Task to complete: Check each line of the material below, and copy it if it holds the string "JSON".

Extracted data:
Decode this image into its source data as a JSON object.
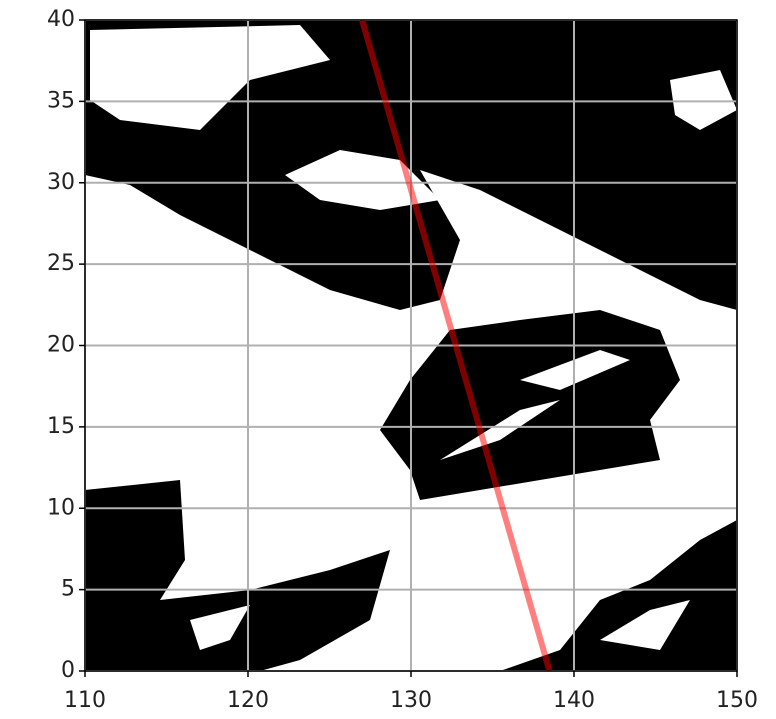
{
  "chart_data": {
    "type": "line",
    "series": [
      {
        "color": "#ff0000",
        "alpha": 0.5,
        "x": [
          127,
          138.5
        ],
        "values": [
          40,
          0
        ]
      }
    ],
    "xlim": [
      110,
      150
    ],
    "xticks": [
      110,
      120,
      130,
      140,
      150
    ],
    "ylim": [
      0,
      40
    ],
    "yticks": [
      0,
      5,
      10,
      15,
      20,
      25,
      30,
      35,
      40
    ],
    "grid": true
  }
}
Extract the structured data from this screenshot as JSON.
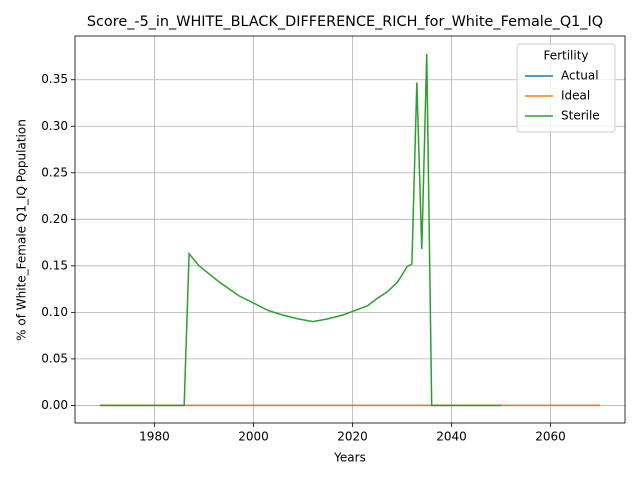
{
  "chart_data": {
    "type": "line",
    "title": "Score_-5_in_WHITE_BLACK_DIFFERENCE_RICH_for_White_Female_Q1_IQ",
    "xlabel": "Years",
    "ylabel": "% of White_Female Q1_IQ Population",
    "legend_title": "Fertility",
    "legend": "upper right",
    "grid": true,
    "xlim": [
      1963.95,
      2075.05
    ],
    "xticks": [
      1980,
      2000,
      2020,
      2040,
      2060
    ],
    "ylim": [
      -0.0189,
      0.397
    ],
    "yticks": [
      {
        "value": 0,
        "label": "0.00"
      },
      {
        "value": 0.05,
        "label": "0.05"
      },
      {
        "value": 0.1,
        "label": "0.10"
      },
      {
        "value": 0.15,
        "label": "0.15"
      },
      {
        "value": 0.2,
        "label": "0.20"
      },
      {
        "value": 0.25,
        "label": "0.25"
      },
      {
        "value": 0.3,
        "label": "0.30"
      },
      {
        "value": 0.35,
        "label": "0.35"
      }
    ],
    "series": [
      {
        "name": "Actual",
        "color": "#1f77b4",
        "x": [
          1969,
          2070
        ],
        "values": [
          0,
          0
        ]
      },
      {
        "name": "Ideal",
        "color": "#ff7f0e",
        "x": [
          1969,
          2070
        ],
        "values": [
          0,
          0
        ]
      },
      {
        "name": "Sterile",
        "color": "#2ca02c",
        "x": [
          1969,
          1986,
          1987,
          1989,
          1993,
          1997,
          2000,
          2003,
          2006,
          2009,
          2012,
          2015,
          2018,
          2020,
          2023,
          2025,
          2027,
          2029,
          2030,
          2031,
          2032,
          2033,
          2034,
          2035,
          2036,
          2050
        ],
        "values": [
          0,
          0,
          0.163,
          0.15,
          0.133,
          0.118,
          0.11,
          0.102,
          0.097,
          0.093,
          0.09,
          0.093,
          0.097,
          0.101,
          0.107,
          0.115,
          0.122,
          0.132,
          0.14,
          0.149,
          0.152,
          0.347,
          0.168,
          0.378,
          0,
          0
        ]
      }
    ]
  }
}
---
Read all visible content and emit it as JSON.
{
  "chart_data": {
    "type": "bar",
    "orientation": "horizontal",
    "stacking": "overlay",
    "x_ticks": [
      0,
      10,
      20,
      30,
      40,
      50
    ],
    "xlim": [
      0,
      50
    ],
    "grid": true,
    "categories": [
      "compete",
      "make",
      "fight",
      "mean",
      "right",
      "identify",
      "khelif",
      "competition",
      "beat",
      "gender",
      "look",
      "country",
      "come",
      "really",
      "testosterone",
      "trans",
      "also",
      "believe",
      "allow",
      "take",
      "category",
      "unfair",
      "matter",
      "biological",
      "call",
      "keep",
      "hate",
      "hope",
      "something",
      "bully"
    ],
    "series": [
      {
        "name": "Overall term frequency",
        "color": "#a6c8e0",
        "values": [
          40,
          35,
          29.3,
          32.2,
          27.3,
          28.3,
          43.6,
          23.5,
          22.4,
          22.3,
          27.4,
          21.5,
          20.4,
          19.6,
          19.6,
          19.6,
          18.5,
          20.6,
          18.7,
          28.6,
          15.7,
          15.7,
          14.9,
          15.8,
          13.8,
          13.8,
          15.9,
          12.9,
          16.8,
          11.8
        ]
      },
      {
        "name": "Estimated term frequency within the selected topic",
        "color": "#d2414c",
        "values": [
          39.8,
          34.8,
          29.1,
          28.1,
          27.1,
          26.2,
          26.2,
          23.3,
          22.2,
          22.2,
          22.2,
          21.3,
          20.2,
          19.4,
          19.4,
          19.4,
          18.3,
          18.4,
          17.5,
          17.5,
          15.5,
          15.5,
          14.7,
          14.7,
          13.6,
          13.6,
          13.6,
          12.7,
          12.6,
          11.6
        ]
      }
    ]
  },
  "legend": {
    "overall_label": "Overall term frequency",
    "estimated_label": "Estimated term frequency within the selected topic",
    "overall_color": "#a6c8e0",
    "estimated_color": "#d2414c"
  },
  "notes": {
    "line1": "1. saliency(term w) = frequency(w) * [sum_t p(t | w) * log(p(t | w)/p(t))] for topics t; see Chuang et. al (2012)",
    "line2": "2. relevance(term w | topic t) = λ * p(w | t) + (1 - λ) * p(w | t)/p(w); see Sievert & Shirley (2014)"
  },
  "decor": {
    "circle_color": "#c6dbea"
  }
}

Completed task:
Decode this image into its source data as a JSON object.
Extract the structured data from this screenshot as JSON.
Read all visible content and emit it as JSON.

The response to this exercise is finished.